> [Prompt]: Take the material below and retype it in full; pictures are left out.

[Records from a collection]
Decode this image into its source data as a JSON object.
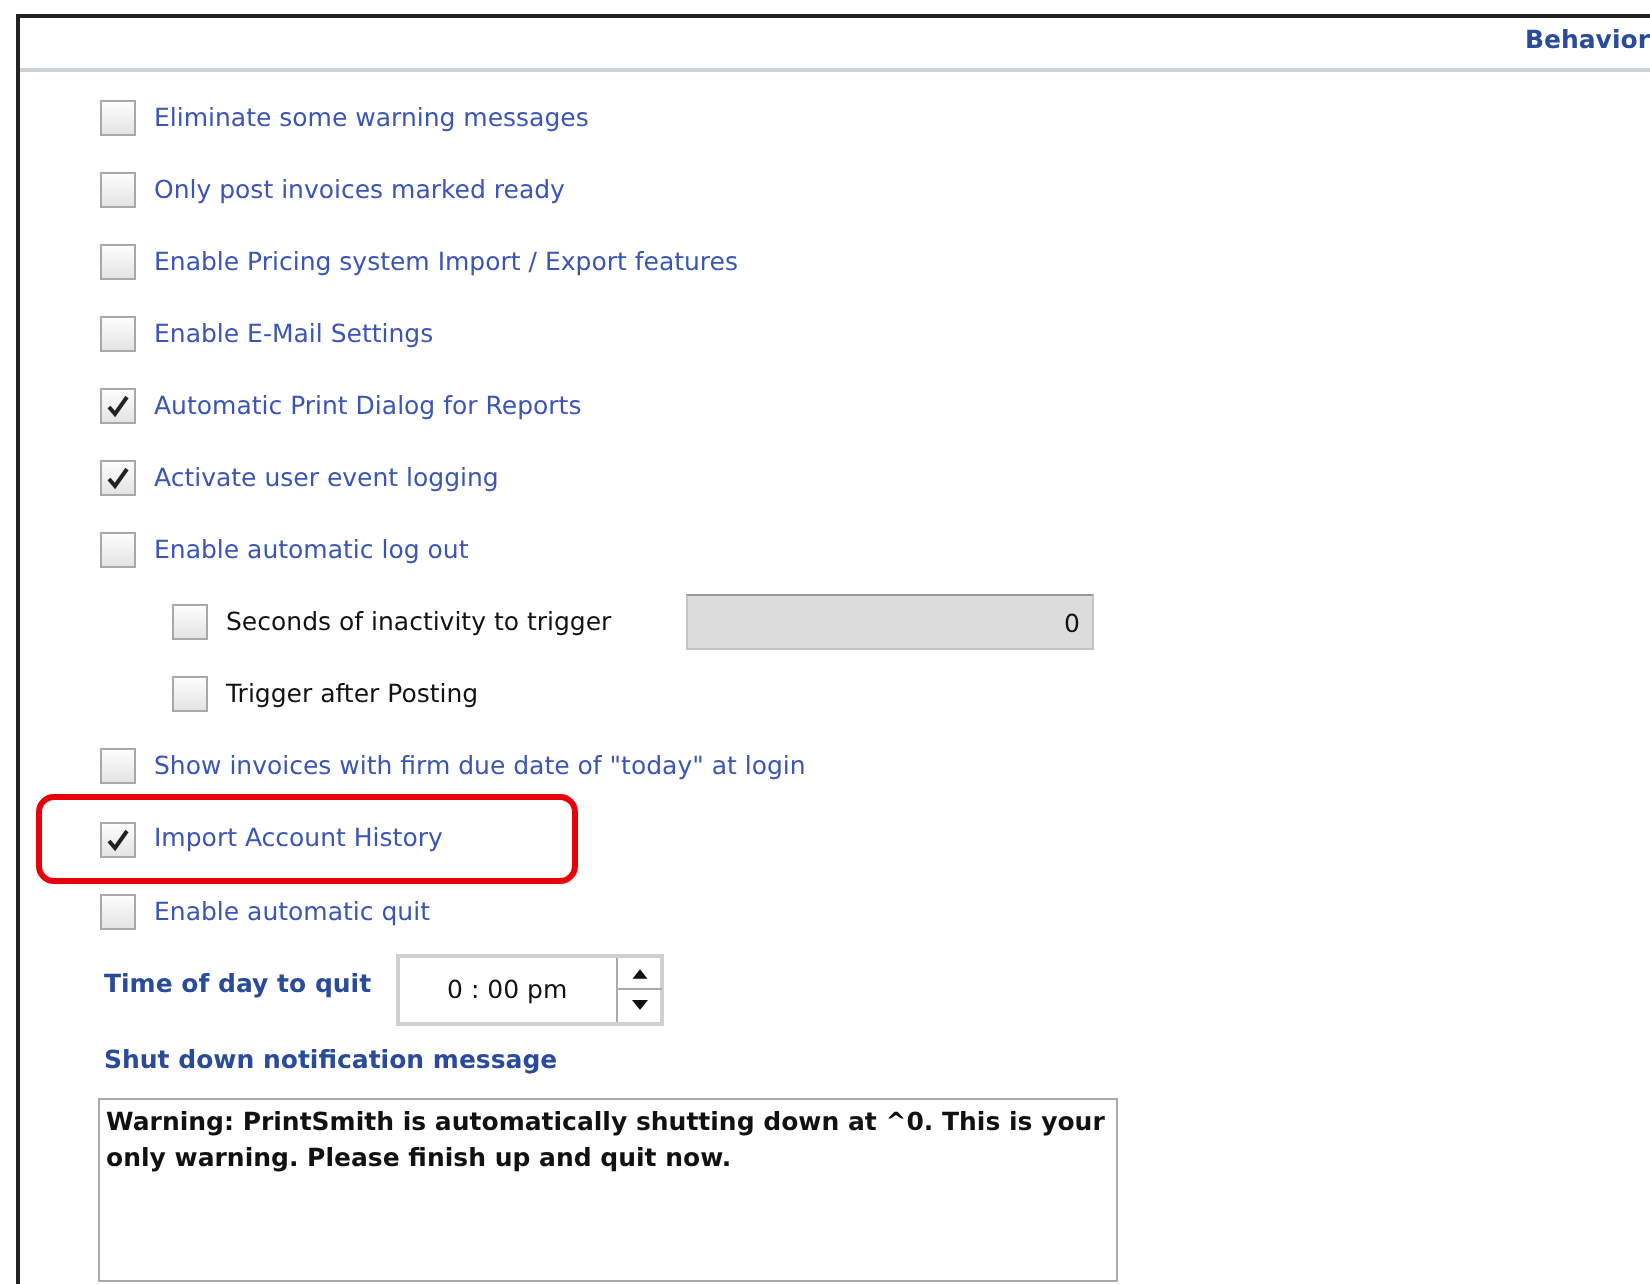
{
  "header": {
    "title": "Behavior"
  },
  "options": [
    {
      "label": "Eliminate some warning messages",
      "checked": false,
      "highlighted": false
    },
    {
      "label": "Only post invoices marked ready",
      "checked": false,
      "highlighted": false
    },
    {
      "label": "Enable Pricing system Import / Export features",
      "checked": false,
      "highlighted": false
    },
    {
      "label": "Enable E-Mail Settings",
      "checked": false,
      "highlighted": false
    },
    {
      "label": "Automatic Print Dialog for Reports",
      "checked": true,
      "highlighted": false
    },
    {
      "label": "Activate user event logging",
      "checked": true,
      "highlighted": false
    },
    {
      "label": "Enable automatic log out",
      "checked": false,
      "highlighted": false,
      "children": [
        {
          "label": "Seconds of inactivity to trigger",
          "checked": false,
          "value": "0"
        },
        {
          "label": "Trigger after Posting",
          "checked": false
        }
      ]
    },
    {
      "label": "Show invoices with firm due date of \"today\" at login",
      "checked": false,
      "highlighted": false
    },
    {
      "label": "Import Account History",
      "checked": true,
      "highlighted": true
    },
    {
      "label": "Enable automatic quit",
      "checked": false,
      "highlighted": false
    }
  ],
  "quit_time": {
    "label": "Time of day to quit",
    "value": "0 : 00 pm"
  },
  "notification": {
    "label": "Shut down notification message",
    "value": "Warning: PrintSmith is automatically shutting down at ^0. This is your only warning. Please finish up and quit now."
  }
}
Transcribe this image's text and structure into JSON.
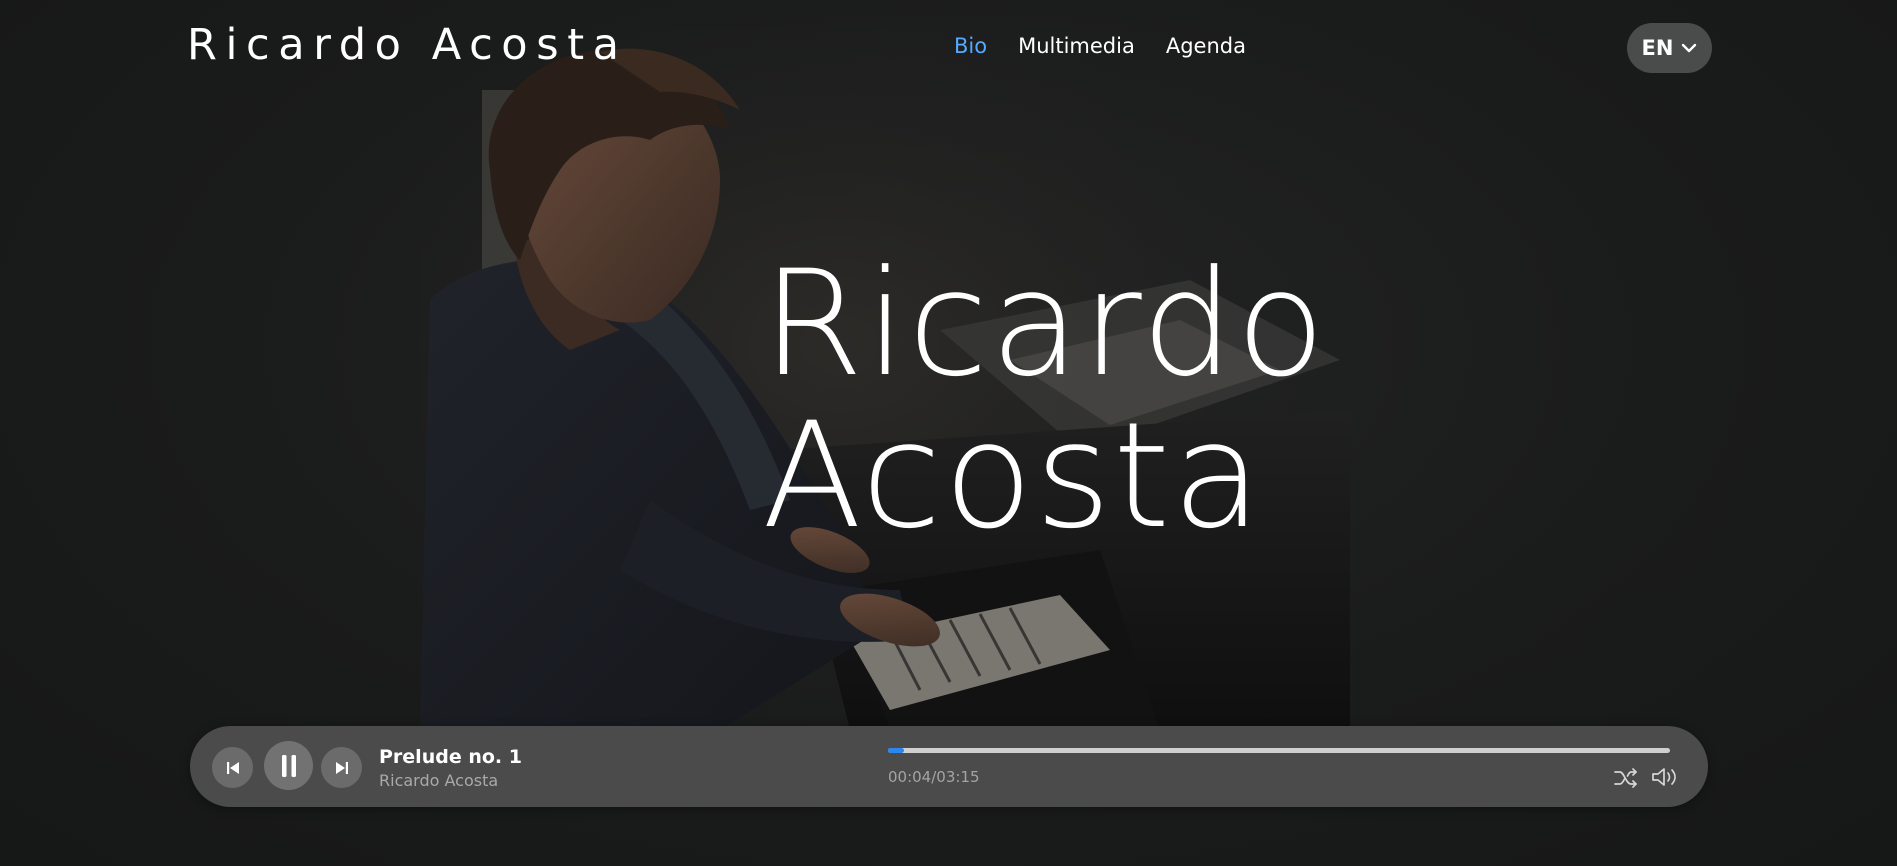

> [Expected answer]:
Decode this image into its source data as a JSON object.
{
  "header": {
    "title": "Behavior"
  },
  "options": [
    {
      "label": "Eliminate some warning messages",
      "checked": false,
      "highlighted": false
    },
    {
      "label": "Only post invoices marked ready",
      "checked": false,
      "highlighted": false
    },
    {
      "label": "Enable Pricing system Import / Export features",
      "checked": false,
      "highlighted": false
    },
    {
      "label": "Enable E-Mail Settings",
      "checked": false,
      "highlighted": false
    },
    {
      "label": "Automatic Print Dialog for Reports",
      "checked": true,
      "highlighted": false
    },
    {
      "label": "Activate user event logging",
      "checked": true,
      "highlighted": false
    },
    {
      "label": "Enable automatic log out",
      "checked": false,
      "highlighted": false,
      "children": [
        {
          "label": "Seconds of inactivity to trigger",
          "checked": false,
          "value": "0"
        },
        {
          "label": "Trigger after Posting",
          "checked": false
        }
      ]
    },
    {
      "label": "Show invoices with firm due date of \"today\" at login",
      "checked": false,
      "highlighted": false
    },
    {
      "label": "Import Account History",
      "checked": true,
      "highlighted": true
    },
    {
      "label": "Enable automatic quit",
      "checked": false,
      "highlighted": false
    }
  ],
  "quit_time": {
    "label": "Time of day to quit",
    "value": "0 : 00 pm"
  },
  "notification": {
    "label": "Shut down notification message",
    "value": "Warning: PrintSmith is automatically shutting down at ^0. This is your only warning. Please finish up and quit now."
  }
}
Transcribe this image's text and structure into JSON.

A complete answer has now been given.